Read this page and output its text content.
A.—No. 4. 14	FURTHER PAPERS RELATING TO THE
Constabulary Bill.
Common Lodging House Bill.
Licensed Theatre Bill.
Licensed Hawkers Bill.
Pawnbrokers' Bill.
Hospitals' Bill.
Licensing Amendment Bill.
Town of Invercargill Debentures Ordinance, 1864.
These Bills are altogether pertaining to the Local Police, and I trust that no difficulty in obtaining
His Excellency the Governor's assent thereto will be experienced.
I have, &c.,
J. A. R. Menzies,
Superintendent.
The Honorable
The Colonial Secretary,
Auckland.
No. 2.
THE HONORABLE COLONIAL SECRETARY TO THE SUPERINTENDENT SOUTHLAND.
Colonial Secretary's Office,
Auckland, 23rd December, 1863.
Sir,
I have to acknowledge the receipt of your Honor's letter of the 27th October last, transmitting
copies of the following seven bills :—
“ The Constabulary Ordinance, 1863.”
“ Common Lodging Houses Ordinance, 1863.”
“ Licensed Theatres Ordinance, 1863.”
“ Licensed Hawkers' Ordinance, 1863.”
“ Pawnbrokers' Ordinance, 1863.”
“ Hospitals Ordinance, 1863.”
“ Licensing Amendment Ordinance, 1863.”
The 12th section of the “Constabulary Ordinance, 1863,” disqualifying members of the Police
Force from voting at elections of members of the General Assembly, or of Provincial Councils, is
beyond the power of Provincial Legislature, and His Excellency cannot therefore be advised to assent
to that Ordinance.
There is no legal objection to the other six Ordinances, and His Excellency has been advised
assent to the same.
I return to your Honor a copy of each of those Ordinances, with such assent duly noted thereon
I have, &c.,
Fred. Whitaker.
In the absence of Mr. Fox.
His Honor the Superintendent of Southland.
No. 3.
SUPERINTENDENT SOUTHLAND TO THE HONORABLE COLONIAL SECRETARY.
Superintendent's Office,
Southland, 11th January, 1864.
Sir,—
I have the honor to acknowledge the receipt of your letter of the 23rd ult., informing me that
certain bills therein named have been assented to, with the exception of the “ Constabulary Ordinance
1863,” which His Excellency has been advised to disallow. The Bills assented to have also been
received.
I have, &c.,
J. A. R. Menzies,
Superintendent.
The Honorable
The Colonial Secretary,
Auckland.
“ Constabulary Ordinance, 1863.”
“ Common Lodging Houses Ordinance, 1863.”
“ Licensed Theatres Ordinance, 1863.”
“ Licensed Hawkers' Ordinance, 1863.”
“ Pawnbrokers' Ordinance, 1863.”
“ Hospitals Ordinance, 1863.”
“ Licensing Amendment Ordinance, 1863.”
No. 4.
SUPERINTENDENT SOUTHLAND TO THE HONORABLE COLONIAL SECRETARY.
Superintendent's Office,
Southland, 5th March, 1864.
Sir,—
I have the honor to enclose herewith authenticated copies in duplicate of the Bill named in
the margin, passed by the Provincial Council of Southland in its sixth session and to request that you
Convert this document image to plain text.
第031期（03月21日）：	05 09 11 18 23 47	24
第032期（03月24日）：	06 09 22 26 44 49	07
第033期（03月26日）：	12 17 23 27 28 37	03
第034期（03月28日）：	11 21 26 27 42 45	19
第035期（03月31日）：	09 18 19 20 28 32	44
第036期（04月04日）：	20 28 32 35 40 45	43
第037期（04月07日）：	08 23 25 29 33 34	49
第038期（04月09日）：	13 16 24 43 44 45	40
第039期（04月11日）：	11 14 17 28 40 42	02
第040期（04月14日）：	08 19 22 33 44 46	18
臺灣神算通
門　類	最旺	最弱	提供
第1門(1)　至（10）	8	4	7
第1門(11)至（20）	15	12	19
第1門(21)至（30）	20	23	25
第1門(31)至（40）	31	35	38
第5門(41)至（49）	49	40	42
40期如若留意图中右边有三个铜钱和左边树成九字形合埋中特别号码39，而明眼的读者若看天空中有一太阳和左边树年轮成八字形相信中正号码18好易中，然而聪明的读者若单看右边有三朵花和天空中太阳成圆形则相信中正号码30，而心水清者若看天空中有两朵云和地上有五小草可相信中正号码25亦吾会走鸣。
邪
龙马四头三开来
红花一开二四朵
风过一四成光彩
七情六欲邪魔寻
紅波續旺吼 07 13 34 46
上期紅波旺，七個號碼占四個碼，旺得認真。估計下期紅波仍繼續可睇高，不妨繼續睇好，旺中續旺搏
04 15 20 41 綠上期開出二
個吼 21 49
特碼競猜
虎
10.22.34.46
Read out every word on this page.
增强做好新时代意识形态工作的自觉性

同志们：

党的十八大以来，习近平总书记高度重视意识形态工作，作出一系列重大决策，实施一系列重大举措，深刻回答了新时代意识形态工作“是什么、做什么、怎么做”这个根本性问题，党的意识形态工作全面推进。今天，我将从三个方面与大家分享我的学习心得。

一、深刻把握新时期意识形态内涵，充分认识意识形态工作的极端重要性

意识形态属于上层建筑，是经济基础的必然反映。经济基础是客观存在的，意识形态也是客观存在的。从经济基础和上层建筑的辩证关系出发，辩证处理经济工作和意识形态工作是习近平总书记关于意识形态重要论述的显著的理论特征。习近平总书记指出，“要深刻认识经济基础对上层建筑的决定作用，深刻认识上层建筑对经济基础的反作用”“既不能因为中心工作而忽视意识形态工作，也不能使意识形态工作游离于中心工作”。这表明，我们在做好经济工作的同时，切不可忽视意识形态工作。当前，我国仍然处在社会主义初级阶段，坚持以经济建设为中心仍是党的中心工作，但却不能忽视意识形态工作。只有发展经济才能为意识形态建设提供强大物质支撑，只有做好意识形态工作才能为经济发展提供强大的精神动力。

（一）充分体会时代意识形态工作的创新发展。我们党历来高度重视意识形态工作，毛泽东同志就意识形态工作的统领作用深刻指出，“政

* [What to do]:
Track down every line holding the string "named" and copy it.

* [Answer]:
certain bills therein named have been assented to, with the exception of the “ Constabulary Ordinance
I have the honor to enclose herewith authenticated copies in duplicate of the Bill named in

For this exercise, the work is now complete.